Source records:
:::

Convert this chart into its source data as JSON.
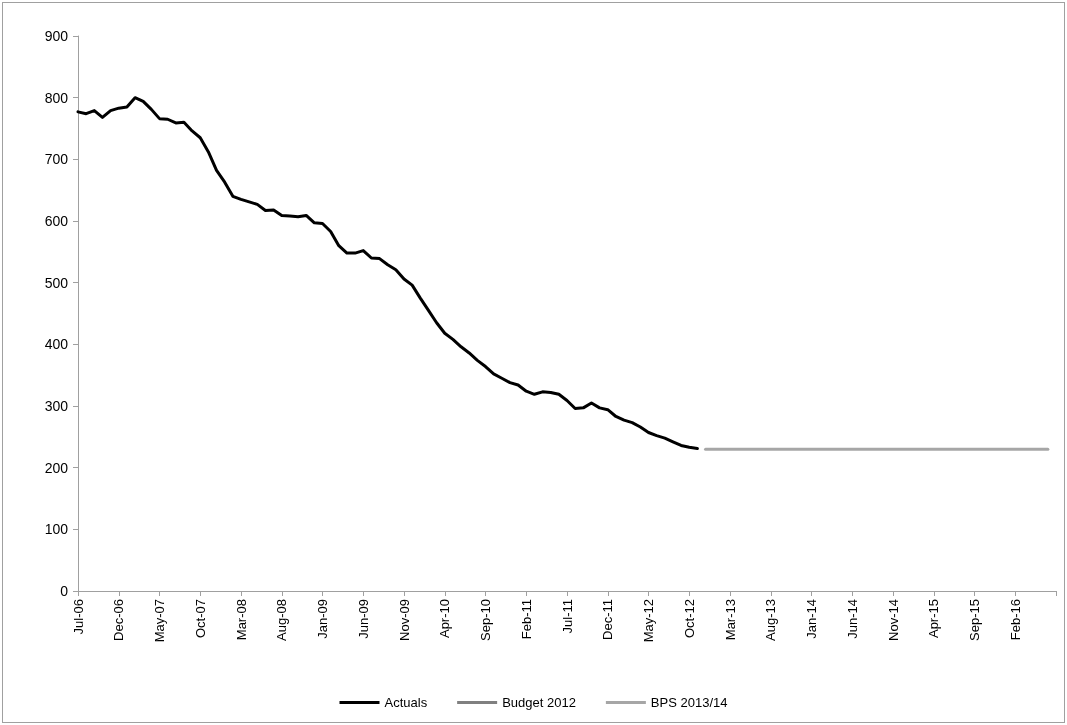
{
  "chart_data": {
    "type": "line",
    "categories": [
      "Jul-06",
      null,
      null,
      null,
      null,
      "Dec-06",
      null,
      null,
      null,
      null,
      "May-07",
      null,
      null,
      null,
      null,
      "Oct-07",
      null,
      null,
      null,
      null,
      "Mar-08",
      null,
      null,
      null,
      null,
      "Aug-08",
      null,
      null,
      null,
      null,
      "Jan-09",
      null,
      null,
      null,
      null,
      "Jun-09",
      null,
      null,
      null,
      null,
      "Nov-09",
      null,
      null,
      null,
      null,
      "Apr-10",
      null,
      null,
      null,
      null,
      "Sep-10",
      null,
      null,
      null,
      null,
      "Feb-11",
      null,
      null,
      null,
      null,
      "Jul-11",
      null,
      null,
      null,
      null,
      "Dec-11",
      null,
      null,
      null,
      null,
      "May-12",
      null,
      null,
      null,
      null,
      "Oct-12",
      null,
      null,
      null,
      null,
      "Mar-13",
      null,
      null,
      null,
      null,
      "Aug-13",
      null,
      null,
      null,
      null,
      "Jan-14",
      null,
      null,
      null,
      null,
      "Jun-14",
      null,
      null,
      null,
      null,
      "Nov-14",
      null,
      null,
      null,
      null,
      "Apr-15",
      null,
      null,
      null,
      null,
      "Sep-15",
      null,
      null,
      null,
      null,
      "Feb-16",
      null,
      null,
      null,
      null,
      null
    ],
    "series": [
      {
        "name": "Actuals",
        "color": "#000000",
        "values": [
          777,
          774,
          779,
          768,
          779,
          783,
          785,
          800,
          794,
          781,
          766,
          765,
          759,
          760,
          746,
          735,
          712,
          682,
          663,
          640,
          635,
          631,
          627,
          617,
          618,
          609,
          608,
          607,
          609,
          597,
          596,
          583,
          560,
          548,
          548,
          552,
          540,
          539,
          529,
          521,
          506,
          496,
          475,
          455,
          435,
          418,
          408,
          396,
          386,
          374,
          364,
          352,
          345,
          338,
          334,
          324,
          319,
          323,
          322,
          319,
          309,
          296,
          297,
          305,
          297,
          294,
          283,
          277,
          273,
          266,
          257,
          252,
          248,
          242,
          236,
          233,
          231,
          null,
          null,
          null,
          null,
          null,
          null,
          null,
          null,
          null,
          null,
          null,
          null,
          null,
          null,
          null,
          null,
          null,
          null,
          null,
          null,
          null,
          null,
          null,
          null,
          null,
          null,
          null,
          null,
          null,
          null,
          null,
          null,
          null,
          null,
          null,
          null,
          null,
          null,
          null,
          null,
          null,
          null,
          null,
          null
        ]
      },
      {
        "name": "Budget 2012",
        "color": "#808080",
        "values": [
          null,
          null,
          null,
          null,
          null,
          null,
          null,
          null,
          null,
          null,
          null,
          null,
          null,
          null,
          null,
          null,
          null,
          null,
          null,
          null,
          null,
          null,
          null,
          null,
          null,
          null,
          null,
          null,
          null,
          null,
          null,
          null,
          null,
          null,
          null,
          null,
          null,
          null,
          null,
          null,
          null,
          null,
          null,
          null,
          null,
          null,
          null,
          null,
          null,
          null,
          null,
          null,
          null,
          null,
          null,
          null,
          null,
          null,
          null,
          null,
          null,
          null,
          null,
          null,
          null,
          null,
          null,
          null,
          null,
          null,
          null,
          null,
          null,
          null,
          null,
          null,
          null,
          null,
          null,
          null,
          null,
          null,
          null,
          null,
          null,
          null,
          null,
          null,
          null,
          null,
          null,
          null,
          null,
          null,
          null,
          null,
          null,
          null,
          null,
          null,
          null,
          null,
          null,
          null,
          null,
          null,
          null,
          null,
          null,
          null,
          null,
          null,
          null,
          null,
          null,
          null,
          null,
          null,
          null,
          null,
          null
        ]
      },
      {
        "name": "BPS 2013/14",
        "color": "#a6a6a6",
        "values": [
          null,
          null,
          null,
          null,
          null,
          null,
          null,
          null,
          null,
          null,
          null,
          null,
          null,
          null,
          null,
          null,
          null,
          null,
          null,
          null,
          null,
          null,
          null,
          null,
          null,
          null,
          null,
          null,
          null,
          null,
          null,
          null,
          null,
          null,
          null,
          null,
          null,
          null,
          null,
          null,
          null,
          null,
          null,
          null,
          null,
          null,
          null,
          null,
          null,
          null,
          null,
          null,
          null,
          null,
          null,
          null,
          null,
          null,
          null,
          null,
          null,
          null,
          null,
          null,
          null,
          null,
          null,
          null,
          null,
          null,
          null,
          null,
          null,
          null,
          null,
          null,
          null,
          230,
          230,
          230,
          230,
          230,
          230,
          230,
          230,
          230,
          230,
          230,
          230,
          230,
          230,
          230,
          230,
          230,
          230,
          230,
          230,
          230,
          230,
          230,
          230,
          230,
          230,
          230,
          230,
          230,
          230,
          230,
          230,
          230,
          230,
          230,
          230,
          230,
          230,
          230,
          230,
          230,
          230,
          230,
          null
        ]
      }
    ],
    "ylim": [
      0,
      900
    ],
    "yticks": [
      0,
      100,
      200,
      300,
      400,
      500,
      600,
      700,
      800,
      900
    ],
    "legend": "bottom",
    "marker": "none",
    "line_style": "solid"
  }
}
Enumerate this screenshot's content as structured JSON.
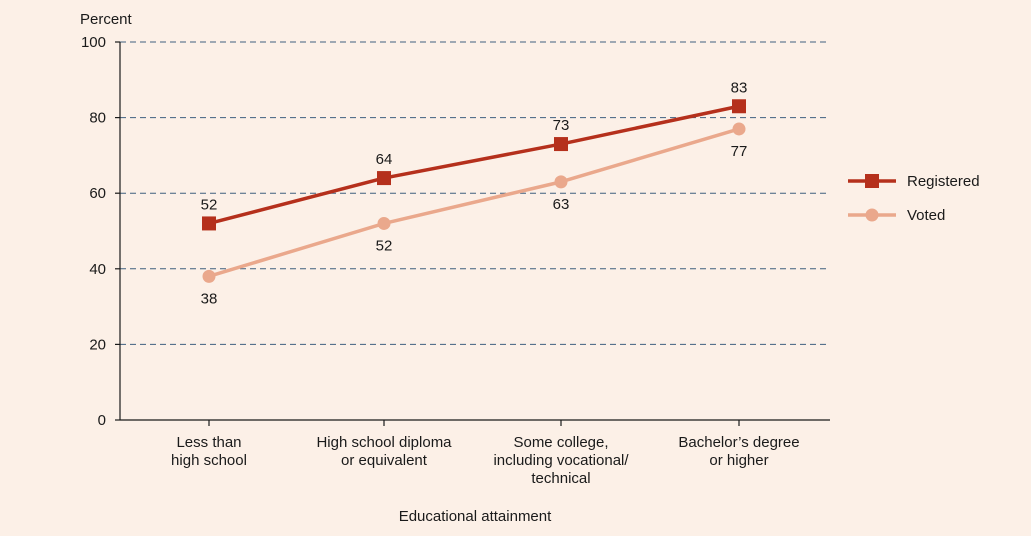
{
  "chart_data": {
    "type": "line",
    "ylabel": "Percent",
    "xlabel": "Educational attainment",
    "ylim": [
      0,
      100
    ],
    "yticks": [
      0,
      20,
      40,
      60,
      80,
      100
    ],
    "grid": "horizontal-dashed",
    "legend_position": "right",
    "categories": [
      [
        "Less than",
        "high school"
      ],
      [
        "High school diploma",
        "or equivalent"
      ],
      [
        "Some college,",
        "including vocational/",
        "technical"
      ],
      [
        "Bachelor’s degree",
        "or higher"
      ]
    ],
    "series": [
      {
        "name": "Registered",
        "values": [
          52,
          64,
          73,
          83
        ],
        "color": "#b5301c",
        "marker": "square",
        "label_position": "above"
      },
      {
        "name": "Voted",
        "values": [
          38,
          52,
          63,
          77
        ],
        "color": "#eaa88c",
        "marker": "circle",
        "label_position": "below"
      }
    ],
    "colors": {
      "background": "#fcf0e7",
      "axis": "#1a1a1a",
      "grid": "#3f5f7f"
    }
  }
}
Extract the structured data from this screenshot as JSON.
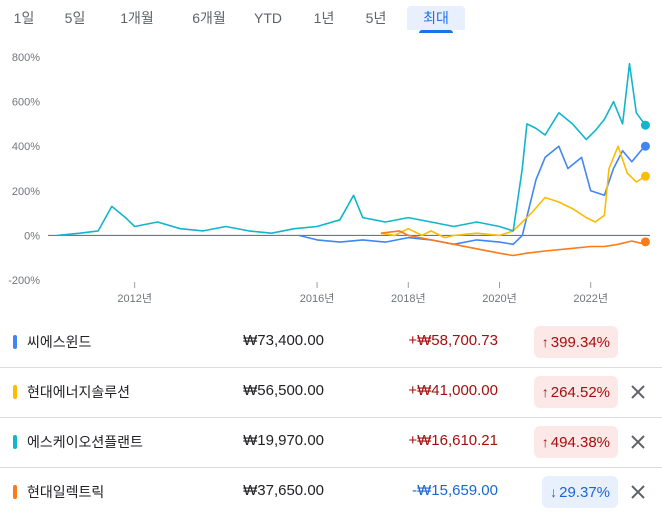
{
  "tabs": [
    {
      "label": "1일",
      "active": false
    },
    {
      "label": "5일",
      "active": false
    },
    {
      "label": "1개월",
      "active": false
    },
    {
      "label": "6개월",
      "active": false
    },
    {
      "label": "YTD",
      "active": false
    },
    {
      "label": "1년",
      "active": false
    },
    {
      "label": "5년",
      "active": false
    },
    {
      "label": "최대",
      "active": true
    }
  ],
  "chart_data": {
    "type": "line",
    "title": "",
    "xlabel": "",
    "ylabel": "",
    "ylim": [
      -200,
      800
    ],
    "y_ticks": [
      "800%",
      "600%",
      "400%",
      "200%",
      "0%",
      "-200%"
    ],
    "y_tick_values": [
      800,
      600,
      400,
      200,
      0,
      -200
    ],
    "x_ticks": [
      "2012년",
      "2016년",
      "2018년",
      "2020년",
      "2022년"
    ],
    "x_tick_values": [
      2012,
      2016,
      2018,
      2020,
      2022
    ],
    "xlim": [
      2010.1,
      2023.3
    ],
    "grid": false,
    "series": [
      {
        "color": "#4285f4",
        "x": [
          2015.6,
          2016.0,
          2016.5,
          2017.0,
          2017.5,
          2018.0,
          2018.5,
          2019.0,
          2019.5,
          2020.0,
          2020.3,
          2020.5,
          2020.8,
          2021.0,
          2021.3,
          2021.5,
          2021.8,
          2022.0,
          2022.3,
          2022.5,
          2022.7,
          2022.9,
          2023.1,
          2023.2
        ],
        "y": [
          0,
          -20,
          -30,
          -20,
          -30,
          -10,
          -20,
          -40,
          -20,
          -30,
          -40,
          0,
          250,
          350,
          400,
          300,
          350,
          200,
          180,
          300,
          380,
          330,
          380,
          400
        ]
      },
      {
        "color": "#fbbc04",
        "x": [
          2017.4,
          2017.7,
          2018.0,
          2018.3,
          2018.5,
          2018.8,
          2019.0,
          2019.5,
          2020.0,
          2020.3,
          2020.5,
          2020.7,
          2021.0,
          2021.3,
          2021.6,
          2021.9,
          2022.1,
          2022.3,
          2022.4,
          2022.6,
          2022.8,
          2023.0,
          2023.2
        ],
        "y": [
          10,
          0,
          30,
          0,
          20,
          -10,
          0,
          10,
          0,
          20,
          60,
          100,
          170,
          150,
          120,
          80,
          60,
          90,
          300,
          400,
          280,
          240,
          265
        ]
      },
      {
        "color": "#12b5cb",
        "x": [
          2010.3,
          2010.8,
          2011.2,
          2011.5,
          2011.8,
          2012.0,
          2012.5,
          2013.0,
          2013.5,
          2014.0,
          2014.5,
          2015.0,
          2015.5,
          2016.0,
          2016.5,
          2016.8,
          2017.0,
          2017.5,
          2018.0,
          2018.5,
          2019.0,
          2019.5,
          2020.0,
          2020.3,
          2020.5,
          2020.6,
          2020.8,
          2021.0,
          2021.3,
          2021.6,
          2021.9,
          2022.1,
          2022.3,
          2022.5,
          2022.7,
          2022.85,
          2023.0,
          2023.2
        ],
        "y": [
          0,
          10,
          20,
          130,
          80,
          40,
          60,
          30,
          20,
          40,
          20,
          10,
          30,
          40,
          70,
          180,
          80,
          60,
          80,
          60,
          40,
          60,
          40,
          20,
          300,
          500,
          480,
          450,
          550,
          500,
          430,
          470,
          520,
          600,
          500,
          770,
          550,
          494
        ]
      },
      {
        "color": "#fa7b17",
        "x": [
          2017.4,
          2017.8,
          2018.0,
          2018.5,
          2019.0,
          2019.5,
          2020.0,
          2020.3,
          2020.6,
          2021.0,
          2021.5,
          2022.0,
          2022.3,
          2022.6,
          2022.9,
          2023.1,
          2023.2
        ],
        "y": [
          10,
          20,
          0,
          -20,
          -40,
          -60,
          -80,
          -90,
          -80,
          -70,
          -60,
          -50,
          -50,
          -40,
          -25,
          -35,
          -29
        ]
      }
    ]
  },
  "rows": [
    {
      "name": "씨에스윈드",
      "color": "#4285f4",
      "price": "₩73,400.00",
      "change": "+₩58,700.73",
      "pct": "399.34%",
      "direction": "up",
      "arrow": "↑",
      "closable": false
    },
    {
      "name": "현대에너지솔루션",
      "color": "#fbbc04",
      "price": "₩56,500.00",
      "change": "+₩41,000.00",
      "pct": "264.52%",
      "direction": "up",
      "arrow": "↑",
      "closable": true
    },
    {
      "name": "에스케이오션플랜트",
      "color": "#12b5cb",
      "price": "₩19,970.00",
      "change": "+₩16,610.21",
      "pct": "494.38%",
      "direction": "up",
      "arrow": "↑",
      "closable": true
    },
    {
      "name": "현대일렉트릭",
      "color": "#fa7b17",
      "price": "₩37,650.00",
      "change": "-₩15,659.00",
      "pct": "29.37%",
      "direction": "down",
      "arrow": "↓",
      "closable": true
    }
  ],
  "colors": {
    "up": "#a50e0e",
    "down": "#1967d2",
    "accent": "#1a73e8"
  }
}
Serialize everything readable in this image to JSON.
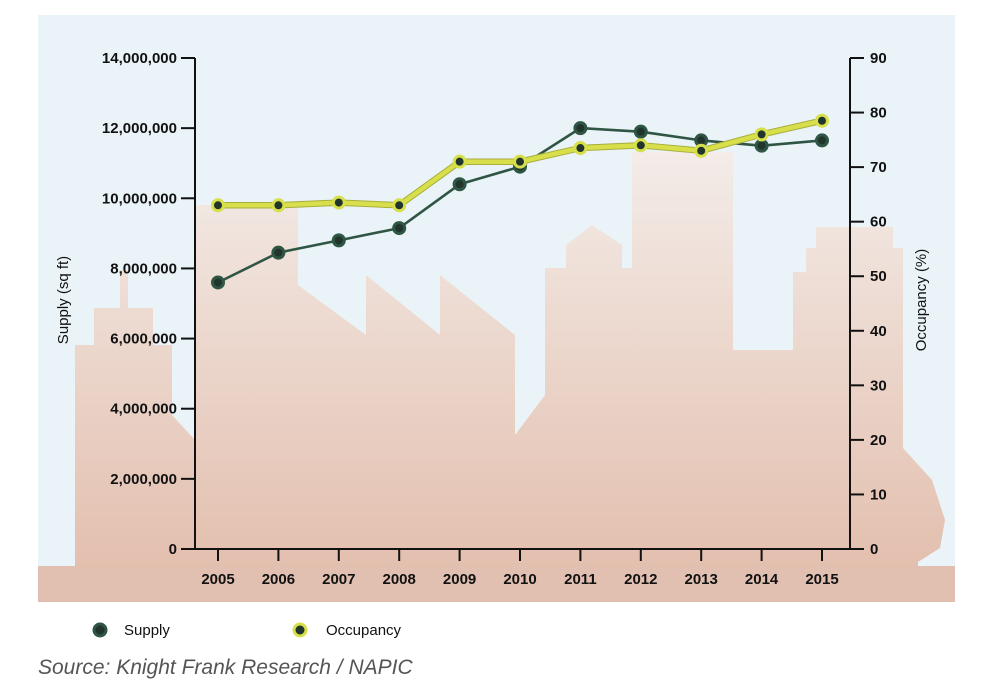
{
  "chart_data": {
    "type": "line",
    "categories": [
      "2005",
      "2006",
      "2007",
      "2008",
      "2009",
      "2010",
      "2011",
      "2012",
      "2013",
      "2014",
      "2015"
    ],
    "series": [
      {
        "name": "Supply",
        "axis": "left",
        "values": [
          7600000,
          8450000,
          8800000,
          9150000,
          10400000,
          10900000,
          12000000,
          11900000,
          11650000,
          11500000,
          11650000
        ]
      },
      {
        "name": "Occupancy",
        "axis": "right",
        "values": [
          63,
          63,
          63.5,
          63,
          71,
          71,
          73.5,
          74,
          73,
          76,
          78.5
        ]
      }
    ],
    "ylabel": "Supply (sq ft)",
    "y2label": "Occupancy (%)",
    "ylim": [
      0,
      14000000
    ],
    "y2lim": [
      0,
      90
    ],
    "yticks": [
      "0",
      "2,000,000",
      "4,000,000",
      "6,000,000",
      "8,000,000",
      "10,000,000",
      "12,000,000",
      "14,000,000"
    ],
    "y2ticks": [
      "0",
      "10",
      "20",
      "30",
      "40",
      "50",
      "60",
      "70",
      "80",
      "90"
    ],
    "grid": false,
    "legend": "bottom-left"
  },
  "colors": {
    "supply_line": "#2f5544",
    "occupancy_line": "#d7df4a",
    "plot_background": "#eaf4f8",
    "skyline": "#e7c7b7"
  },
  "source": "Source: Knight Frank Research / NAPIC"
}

:::

**Work required**: Only lines with the string "JSON" belong in your answer; copy each one.

**Solution for this problem**:
Convert this chart into its source data as JSON.
Enumerate this screenshot's content as structured JSON.
Extract the structured data from this screenshot as JSON.
Serialize everything readable in this image to JSON.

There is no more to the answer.